• **AIM OF THE TASK**:
Extract the listing in its entirety, keeping each line identical to the original.

Data records
>> Begin

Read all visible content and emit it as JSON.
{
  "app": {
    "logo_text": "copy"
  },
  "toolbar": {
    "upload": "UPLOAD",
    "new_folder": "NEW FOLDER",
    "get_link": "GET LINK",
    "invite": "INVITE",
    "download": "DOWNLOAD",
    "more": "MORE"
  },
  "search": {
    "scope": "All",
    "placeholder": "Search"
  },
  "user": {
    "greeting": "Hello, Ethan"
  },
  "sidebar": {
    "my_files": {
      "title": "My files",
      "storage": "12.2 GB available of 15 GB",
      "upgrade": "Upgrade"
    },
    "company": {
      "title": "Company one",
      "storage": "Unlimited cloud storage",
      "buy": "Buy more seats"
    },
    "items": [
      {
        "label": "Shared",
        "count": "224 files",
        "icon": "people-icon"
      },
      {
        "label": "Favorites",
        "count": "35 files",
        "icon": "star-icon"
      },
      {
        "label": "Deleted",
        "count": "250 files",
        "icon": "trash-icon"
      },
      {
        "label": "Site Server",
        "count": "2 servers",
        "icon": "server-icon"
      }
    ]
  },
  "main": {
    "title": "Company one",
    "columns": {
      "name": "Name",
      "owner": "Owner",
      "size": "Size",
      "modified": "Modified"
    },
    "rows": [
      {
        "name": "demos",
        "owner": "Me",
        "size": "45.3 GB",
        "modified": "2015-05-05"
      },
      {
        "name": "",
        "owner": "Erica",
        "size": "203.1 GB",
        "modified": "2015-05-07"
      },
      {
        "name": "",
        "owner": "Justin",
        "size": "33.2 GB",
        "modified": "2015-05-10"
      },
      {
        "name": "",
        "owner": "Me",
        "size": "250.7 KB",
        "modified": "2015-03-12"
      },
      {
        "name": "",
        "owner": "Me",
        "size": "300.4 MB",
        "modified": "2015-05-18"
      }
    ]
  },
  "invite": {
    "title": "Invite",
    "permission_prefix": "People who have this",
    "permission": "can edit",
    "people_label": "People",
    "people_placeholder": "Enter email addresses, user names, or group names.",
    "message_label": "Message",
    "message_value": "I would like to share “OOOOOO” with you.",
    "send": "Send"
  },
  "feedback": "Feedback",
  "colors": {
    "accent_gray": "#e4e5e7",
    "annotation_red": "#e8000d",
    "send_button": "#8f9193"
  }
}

>> End

• **WRITTEN RESPONSE**:
Read all visible content and emit it as JSON.
{
  "app": {
    "logo_text": "copy"
  },
  "toolbar": {
    "upload": "UPLOAD",
    "new_folder": "NEW FOLDER",
    "get_link": "GET LINK",
    "invite": "INVITE",
    "download": "DOWNLOAD",
    "more": "MORE"
  },
  "search": {
    "scope": "All",
    "placeholder": "Search"
  },
  "user": {
    "greeting": "Hello, Ethan"
  },
  "sidebar": {
    "my_files": {
      "title": "My files",
      "storage": "12.2 GB available of 15 GB",
      "upgrade": "Upgrade"
    },
    "company": {
      "title": "Company one",
      "storage": "Unlimited cloud storage",
      "buy": "Buy more seats"
    },
    "items": [
      {
        "label": "Shared",
        "count": "224 files",
        "icon": "people-icon"
      },
      {
        "label": "Favorites",
        "count": "35 files",
        "icon": "star-icon"
      },
      {
        "label": "Deleted",
        "count": "250 files",
        "icon": "trash-icon"
      },
      {
        "label": "Site Server",
        "count": "2 servers",
        "icon": "server-icon"
      }
    ]
  },
  "main": {
    "title": "Company one",
    "columns": {
      "name": "Name",
      "owner": "Owner",
      "size": "Size",
      "modified": "Modified"
    },
    "rows": [
      {
        "name": "demos",
        "owner": "Me",
        "size": "45.3 GB",
        "modified": "2015-05-05"
      },
      {
        "name": "",
        "owner": "Erica",
        "size": "203.1 GB",
        "modified": "2015-05-07"
      },
      {
        "name": "",
        "owner": "Justin",
        "size": "33.2 GB",
        "modified": "2015-05-10"
      },
      {
        "name": "",
        "owner": "Me",
        "size": "250.7 KB",
        "modified": "2015-03-12"
      },
      {
        "name": "",
        "owner": "Me",
        "size": "300.4 MB",
        "modified": "2015-05-18"
      }
    ]
  },
  "invite": {
    "title": "Invite",
    "permission_prefix": "People who have this",
    "permission": "can edit",
    "people_label": "People",
    "people_placeholder": "Enter email addresses, user names, or group names.",
    "message_label": "Message",
    "message_value": "I would like to share “OOOOOO” with you.",
    "send": "Send"
  },
  "feedback": "Feedback",
  "colors": {
    "accent_gray": "#e4e5e7",
    "annotation_red": "#e8000d",
    "send_button": "#8f9193"
  }
}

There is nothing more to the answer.